Pictures stay out of the copy; set down each line of the listing below exactly.

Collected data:
┏━━

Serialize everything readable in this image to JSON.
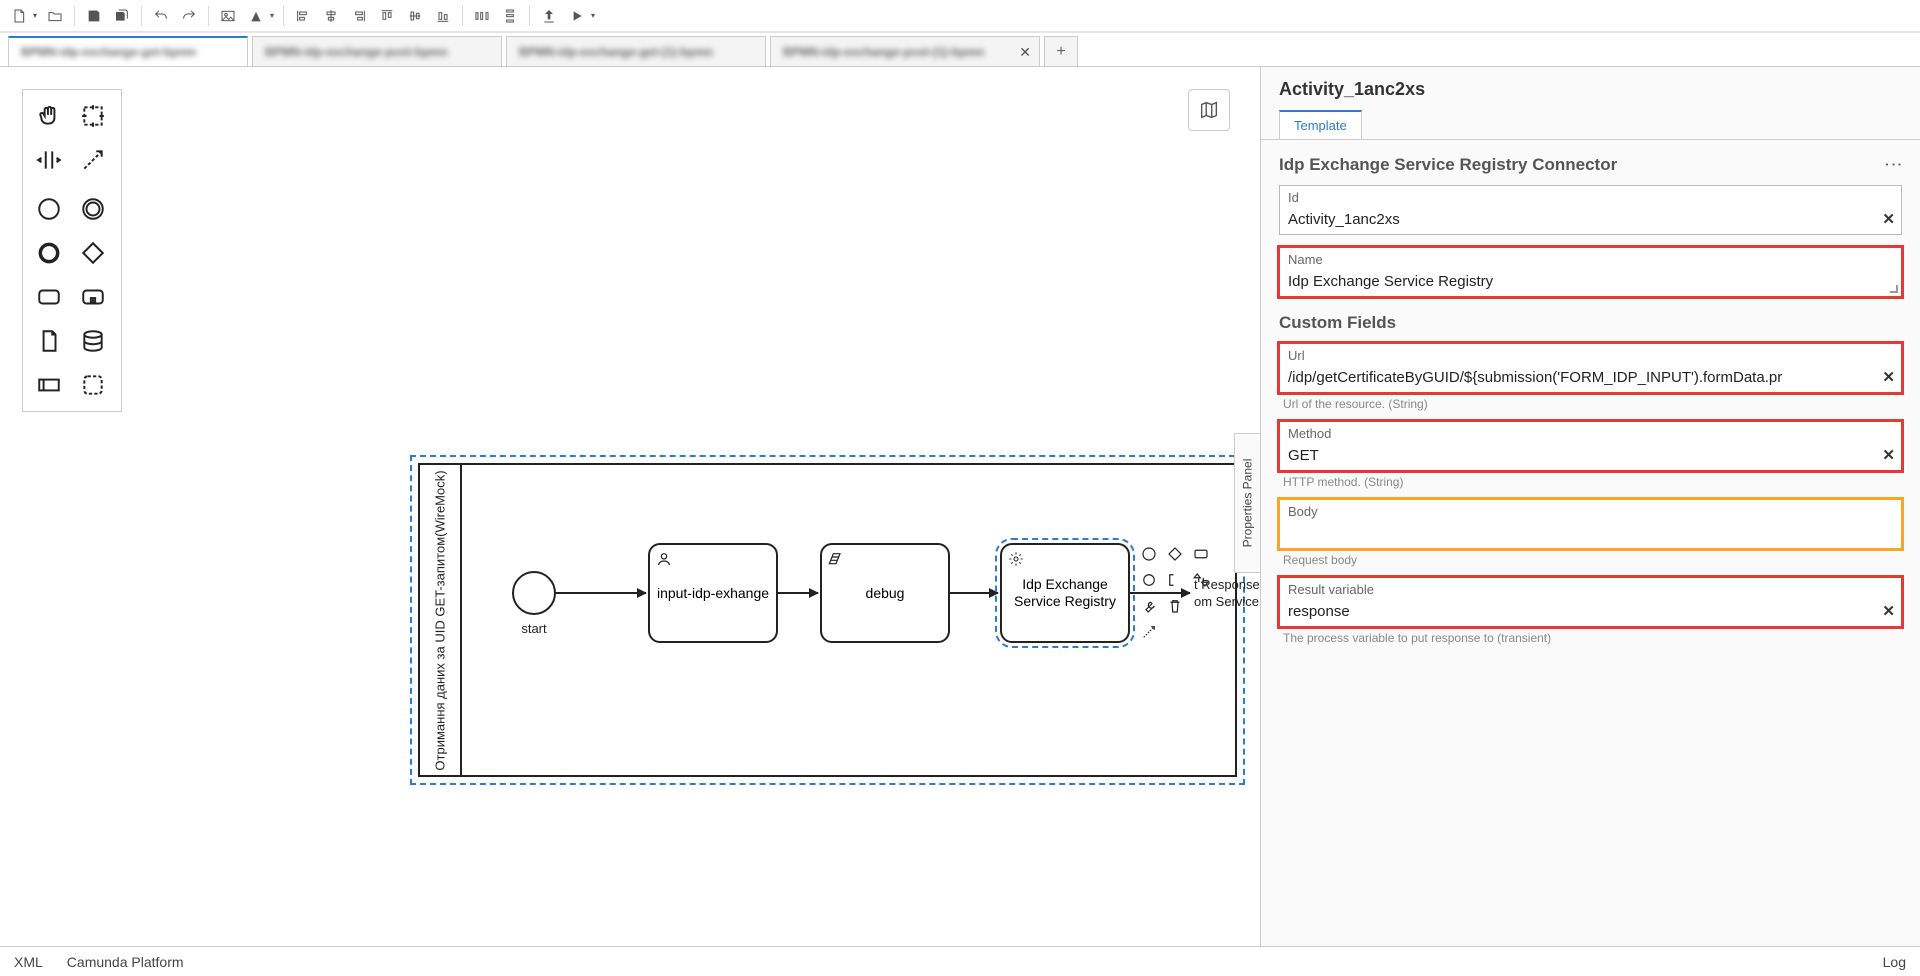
{
  "tabs": {
    "items": [
      {
        "label": "BPMN-idp-exchange-get-bpmn",
        "active": true,
        "closable": false
      },
      {
        "label": "BPMN-idp-exchange-post-bpmn",
        "active": false,
        "closable": false
      },
      {
        "label": "BPMN-idp-exchange-get-(1)-bpmn",
        "active": false,
        "closable": false
      },
      {
        "label": "BPMN-idp-exchange-post-(1)-bpmn",
        "active": false,
        "closable": true
      }
    ],
    "add": "+"
  },
  "canvas": {
    "pool_label": "Отримання даних за UID GET-запитом(WireMock)",
    "start_label": "start",
    "task_input": "input-idp-exhange",
    "task_debug": "debug",
    "task_service": "Idp Exchange Service Registry",
    "end_label_1": "t Response",
    "end_label_2": "om Service",
    "pp_handle": "Properties Panel"
  },
  "props": {
    "header": "Activity_1anc2xs",
    "tab": "Template",
    "group1": "Idp Exchange Service Registry Connector",
    "id_label": "Id",
    "id_value": "Activity_1anc2xs",
    "name_label": "Name",
    "name_value": "Idp Exchange Service Registry",
    "group2": "Custom Fields",
    "url_label": "Url",
    "url_value": "/idp/getCertificateByGUID/${submission('FORM_IDP_INPUT').formData.pr",
    "url_hint": "Url of the resource. (String)",
    "method_label": "Method",
    "method_value": "GET",
    "method_hint": "HTTP method. (String)",
    "body_label": "Body",
    "body_value": "",
    "body_hint": "Request body",
    "result_label": "Result variable",
    "result_value": "response",
    "result_hint": "The process variable to put response to (transient)"
  },
  "status": {
    "xml": "XML",
    "engine": "Camunda Platform",
    "log": "Log"
  }
}
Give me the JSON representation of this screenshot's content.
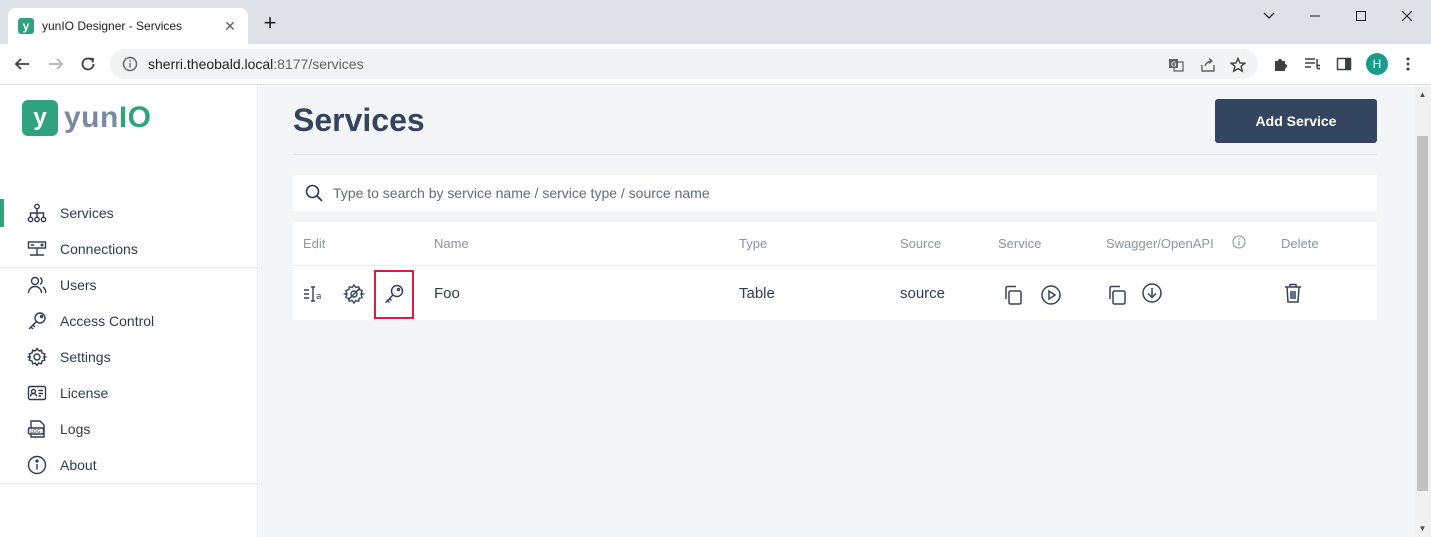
{
  "browser": {
    "tab_title": "yunIO Designer - Services",
    "url_host": "sherri.theobald.local",
    "url_rest": ":8177/services",
    "profile_initial": "H"
  },
  "app": {
    "logo_prefix": "yun",
    "logo_suffix": "IO",
    "page_title": "Services",
    "add_button": "Add Service",
    "search_placeholder": "Type to search by service name / service type / source name"
  },
  "sidebar": {
    "items": [
      {
        "label": "Services",
        "icon": "sitemap-icon",
        "active": true
      },
      {
        "label": "Connections",
        "icon": "server-icon"
      },
      {
        "label": "Users",
        "icon": "users-icon"
      },
      {
        "label": "Access Control",
        "icon": "key-icon"
      },
      {
        "label": "Settings",
        "icon": "gear-icon"
      },
      {
        "label": "License",
        "icon": "id-card-icon"
      },
      {
        "label": "Logs",
        "icon": "logs-icon"
      },
      {
        "label": "About",
        "icon": "info-icon"
      }
    ]
  },
  "table": {
    "headers": {
      "edit": "Edit",
      "name": "Name",
      "type": "Type",
      "source": "Source",
      "service": "Service",
      "swagger": "Swagger/OpenAPI",
      "delete": "Delete"
    },
    "rows": [
      {
        "name": "Foo",
        "type": "Table",
        "source": "source"
      }
    ]
  },
  "colors": {
    "brand": "#2ea37e",
    "primary_button": "#34455f",
    "highlight": "#e0193f"
  }
}
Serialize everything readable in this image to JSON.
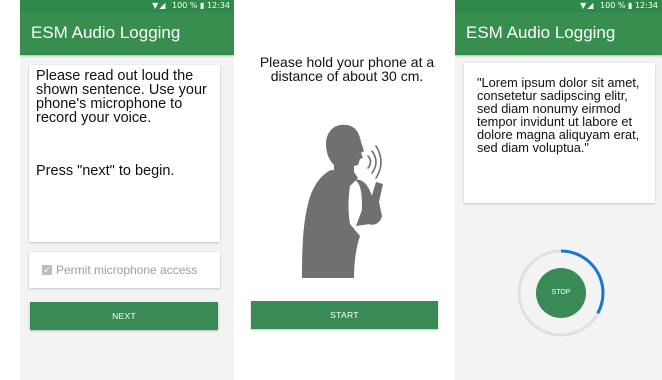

┗━━

**The reply**
Serialize everything readable in this image to JSON.
{
  "tabs": {
    "items": [
      {
        "label": "BPMN-idp-exchange-get-bpmn",
        "active": true,
        "closable": false
      },
      {
        "label": "BPMN-idp-exchange-post-bpmn",
        "active": false,
        "closable": false
      },
      {
        "label": "BPMN-idp-exchange-get-(1)-bpmn",
        "active": false,
        "closable": false
      },
      {
        "label": "BPMN-idp-exchange-post-(1)-bpmn",
        "active": false,
        "closable": true
      }
    ],
    "add": "+"
  },
  "canvas": {
    "pool_label": "Отримання даних за UID GET-запитом(WireMock)",
    "start_label": "start",
    "task_input": "input-idp-exhange",
    "task_debug": "debug",
    "task_service": "Idp Exchange Service Registry",
    "end_label_1": "t Response",
    "end_label_2": "om Service",
    "pp_handle": "Properties Panel"
  },
  "props": {
    "header": "Activity_1anc2xs",
    "tab": "Template",
    "group1": "Idp Exchange Service Registry Connector",
    "id_label": "Id",
    "id_value": "Activity_1anc2xs",
    "name_label": "Name",
    "name_value": "Idp Exchange Service Registry",
    "group2": "Custom Fields",
    "url_label": "Url",
    "url_value": "/idp/getCertificateByGUID/${submission('FORM_IDP_INPUT').formData.pr",
    "url_hint": "Url of the resource. (String)",
    "method_label": "Method",
    "method_value": "GET",
    "method_hint": "HTTP method. (String)",
    "body_label": "Body",
    "body_value": "",
    "body_hint": "Request body",
    "result_label": "Result variable",
    "result_value": "response",
    "result_hint": "The process variable to put response to (transient)"
  },
  "status": {
    "xml": "XML",
    "engine": "Camunda Platform",
    "log": "Log"
  }
}
Give me the JSON representation of this screenshot's content.
{
  "browser": {
    "tab_title": "yunIO Designer - Services",
    "url_host": "sherri.theobald.local",
    "url_rest": ":8177/services",
    "profile_initial": "H"
  },
  "app": {
    "logo_prefix": "yun",
    "logo_suffix": "IO",
    "page_title": "Services",
    "add_button": "Add Service",
    "search_placeholder": "Type to search by service name / service type / source name"
  },
  "sidebar": {
    "items": [
      {
        "label": "Services",
        "icon": "sitemap-icon",
        "active": true
      },
      {
        "label": "Connections",
        "icon": "server-icon"
      },
      {
        "label": "Users",
        "icon": "users-icon"
      },
      {
        "label": "Access Control",
        "icon": "key-icon"
      },
      {
        "label": "Settings",
        "icon": "gear-icon"
      },
      {
        "label": "License",
        "icon": "id-card-icon"
      },
      {
        "label": "Logs",
        "icon": "logs-icon"
      },
      {
        "label": "About",
        "icon": "info-icon"
      }
    ]
  },
  "table": {
    "headers": {
      "edit": "Edit",
      "name": "Name",
      "type": "Type",
      "source": "Source",
      "service": "Service",
      "swagger": "Swagger/OpenAPI",
      "delete": "Delete"
    },
    "rows": [
      {
        "name": "Foo",
        "type": "Table",
        "source": "source"
      }
    ]
  },
  "colors": {
    "brand": "#2ea37e",
    "primary_button": "#34455f",
    "highlight": "#e0193f"
  }
}
Serialize everything readable in this image to JSON.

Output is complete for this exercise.